Prompt> Each line that holds the word "document" counts once; give the total for the records below and nothing else.

Records supplied>

-.-.-

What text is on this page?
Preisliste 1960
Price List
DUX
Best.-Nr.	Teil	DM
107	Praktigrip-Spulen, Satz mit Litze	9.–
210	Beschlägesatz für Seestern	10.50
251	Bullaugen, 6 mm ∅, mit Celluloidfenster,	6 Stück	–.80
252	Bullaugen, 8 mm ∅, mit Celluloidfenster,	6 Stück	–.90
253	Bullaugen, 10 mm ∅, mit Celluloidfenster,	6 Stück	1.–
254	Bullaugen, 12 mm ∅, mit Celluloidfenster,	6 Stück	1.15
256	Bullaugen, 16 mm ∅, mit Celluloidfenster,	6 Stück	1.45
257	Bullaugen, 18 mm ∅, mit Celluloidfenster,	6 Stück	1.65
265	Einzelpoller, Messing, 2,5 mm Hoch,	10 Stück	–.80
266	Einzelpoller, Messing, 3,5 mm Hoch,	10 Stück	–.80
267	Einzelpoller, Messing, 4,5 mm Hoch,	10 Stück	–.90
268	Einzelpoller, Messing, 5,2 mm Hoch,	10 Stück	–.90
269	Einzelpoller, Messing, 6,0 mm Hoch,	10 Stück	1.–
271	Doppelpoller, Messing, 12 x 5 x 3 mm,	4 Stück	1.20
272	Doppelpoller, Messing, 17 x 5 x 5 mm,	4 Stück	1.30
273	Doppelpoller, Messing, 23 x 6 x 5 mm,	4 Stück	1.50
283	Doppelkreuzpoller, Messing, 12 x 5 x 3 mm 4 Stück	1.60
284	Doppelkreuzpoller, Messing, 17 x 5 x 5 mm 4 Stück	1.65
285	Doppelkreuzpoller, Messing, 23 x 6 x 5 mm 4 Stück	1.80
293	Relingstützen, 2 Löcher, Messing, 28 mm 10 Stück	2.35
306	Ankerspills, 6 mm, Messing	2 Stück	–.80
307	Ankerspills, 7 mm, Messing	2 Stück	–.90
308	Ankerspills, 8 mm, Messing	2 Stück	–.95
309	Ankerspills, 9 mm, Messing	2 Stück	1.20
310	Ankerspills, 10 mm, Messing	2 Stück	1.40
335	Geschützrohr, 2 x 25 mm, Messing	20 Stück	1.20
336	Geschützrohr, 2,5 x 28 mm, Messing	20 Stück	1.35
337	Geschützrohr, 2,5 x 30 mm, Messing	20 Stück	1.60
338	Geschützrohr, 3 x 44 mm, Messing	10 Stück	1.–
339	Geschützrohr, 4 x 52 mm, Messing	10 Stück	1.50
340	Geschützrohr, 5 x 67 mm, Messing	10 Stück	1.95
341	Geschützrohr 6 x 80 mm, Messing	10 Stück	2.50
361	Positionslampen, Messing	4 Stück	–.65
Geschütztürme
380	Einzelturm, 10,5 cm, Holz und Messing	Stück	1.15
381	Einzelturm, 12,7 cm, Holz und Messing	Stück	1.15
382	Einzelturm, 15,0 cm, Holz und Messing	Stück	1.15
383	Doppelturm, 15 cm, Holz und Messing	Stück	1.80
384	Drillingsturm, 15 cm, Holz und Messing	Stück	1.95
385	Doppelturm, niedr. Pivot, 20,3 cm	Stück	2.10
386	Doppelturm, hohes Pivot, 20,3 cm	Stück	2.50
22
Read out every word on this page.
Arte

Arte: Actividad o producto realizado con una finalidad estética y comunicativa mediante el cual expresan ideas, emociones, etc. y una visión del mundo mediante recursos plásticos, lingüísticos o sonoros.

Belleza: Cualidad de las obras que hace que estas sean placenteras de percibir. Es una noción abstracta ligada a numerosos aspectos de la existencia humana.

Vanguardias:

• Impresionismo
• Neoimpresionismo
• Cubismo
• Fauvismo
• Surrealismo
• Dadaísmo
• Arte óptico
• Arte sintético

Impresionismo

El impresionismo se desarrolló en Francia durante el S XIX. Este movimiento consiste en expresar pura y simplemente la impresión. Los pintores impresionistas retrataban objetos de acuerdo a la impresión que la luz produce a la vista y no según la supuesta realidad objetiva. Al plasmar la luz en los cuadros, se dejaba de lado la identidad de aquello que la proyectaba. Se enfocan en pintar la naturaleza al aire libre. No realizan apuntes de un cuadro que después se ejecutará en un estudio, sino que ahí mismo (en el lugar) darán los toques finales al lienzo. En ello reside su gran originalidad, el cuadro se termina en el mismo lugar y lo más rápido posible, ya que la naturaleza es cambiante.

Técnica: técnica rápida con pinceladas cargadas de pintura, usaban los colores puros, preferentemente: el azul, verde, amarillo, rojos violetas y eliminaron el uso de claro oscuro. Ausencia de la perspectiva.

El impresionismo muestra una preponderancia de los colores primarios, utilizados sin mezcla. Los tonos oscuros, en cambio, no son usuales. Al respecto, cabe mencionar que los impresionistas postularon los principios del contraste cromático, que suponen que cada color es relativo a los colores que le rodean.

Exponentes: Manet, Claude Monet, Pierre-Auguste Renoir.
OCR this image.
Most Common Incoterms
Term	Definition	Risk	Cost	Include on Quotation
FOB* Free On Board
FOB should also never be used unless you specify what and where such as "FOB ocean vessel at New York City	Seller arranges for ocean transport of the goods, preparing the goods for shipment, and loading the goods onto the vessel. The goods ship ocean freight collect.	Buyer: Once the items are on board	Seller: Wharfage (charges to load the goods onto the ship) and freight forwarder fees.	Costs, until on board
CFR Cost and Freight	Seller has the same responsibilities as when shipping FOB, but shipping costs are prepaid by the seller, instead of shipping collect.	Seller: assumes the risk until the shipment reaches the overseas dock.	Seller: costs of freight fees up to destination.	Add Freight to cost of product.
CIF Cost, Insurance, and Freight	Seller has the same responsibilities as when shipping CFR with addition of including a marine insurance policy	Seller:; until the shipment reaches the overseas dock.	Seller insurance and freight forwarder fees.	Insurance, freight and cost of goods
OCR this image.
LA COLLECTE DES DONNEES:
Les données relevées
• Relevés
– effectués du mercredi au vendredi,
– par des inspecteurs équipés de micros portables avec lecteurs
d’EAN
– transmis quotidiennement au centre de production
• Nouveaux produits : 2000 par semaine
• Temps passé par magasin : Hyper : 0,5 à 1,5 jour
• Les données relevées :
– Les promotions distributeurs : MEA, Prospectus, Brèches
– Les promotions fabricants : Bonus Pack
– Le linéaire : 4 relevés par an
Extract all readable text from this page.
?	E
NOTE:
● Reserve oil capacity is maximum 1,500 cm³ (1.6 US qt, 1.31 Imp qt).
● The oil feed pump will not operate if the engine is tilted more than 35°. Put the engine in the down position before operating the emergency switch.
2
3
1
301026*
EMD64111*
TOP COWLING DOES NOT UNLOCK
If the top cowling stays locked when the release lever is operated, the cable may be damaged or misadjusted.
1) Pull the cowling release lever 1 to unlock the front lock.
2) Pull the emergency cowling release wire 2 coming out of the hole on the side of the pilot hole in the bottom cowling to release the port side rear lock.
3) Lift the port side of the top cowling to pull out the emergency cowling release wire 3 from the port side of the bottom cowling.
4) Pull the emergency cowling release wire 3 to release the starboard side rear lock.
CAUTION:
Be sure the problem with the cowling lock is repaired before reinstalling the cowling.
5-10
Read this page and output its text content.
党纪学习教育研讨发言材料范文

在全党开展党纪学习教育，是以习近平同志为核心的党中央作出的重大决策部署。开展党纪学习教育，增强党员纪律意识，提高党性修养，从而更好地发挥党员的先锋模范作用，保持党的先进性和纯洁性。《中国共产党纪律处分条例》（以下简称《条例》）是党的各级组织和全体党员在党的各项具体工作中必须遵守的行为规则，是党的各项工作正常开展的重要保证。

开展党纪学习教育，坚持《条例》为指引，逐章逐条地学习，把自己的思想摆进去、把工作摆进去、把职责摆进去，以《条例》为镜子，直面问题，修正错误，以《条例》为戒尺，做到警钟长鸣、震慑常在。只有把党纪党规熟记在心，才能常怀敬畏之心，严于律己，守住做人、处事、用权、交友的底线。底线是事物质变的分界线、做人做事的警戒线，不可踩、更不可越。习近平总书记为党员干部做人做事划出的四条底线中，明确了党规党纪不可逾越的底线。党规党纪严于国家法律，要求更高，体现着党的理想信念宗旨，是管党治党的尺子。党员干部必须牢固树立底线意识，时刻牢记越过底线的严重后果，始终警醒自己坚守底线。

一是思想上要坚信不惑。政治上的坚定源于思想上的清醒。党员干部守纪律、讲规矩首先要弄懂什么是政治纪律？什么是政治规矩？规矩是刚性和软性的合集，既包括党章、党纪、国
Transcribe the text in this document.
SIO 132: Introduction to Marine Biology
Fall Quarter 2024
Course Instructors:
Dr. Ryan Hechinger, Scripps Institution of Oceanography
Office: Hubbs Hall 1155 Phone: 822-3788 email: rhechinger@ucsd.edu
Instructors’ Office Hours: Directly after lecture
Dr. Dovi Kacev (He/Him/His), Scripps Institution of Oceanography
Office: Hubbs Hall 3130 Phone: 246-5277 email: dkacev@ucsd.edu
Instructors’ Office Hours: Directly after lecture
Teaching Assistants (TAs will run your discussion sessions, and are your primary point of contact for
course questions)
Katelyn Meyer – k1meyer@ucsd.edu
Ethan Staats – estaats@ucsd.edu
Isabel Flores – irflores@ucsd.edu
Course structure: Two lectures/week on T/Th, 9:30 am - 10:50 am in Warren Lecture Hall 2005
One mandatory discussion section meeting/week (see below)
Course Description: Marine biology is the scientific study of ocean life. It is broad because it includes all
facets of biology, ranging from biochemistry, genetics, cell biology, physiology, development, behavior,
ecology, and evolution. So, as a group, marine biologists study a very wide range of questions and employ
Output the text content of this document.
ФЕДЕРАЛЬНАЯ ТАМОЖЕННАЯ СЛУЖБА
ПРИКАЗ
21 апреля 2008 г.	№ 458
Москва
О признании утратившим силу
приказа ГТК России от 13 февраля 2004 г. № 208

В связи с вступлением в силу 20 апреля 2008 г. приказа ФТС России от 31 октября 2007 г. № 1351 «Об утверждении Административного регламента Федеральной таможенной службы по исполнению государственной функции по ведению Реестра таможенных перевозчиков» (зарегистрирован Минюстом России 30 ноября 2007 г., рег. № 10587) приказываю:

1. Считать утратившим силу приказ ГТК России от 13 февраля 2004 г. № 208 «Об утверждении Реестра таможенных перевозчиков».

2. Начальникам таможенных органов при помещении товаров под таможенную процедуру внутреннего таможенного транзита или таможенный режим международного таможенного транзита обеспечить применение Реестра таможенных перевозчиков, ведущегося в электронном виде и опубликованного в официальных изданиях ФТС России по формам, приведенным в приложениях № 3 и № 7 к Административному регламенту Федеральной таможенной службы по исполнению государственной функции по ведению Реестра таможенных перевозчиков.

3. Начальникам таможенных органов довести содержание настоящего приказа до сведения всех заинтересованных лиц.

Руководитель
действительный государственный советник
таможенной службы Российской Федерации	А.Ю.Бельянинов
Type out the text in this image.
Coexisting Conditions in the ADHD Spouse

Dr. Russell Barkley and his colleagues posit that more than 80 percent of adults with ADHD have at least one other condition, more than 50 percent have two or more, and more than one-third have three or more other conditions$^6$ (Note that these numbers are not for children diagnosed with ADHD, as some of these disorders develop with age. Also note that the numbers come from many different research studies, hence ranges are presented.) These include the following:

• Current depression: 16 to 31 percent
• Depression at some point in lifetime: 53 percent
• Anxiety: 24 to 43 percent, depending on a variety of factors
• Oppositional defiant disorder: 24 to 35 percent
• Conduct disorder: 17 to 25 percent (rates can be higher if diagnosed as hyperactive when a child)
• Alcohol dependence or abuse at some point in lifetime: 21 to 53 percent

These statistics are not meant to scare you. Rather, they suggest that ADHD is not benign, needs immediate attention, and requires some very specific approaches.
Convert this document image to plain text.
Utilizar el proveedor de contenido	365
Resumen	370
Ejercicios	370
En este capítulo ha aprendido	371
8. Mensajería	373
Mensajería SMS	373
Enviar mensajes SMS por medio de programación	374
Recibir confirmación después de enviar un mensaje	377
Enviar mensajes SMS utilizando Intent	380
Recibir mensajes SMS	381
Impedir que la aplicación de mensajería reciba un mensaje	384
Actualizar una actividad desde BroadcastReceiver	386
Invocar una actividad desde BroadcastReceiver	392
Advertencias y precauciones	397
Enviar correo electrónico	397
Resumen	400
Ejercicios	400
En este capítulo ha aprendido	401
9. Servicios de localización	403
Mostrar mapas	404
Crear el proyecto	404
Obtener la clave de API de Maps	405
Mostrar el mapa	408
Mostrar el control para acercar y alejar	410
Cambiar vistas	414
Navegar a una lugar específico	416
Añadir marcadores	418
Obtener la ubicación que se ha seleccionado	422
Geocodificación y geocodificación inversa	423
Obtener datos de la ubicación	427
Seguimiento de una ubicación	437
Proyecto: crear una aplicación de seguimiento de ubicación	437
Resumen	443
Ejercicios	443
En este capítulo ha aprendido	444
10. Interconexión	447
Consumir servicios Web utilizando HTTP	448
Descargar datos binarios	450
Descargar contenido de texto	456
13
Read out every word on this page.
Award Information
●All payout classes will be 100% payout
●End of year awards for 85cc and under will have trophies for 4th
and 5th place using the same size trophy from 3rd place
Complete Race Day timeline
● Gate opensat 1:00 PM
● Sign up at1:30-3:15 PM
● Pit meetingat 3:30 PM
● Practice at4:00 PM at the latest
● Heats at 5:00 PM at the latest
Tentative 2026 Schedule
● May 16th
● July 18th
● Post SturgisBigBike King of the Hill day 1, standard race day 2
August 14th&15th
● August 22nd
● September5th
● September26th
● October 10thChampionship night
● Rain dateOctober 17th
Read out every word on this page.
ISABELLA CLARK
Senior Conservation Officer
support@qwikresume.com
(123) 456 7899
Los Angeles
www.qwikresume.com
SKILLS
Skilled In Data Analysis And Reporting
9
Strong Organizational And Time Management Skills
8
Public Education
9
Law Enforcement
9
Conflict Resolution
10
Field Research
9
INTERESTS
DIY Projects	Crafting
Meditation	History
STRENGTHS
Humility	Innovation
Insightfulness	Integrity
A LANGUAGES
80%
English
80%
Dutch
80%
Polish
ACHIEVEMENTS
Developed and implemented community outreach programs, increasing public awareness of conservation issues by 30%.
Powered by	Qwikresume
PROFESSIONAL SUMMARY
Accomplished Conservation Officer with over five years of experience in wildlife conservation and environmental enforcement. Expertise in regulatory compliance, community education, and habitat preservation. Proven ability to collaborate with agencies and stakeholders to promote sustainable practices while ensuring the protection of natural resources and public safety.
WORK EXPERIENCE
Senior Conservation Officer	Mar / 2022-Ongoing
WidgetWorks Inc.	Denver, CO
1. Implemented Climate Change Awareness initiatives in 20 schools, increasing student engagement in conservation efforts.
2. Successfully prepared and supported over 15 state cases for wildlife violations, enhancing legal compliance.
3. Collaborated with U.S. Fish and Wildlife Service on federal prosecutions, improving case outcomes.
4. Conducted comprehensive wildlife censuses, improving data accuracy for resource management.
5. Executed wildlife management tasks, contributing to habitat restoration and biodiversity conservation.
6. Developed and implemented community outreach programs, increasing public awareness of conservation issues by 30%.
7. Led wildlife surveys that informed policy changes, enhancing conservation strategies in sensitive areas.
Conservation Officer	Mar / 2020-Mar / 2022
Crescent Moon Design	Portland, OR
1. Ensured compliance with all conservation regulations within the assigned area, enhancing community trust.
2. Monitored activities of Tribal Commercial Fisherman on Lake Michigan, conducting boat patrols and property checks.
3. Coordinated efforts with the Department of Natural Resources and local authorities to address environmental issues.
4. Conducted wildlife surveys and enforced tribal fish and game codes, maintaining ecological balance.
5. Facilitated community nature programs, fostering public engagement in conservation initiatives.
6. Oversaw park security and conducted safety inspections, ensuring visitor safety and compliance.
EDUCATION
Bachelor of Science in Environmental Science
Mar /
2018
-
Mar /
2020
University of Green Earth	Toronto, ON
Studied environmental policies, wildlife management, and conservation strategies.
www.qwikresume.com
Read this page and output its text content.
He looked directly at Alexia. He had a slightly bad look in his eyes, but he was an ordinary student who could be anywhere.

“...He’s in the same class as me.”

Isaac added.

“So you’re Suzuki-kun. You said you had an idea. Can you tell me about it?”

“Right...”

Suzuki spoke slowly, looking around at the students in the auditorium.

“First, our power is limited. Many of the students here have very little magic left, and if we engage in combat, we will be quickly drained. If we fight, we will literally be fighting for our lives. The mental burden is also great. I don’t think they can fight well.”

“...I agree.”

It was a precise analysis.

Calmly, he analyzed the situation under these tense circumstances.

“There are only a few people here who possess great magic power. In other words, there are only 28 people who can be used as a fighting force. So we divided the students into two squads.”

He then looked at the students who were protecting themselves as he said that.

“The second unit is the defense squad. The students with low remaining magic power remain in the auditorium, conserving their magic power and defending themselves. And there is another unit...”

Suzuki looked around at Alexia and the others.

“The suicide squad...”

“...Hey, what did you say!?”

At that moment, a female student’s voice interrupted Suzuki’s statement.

-.-.-

Response for this exercise> 3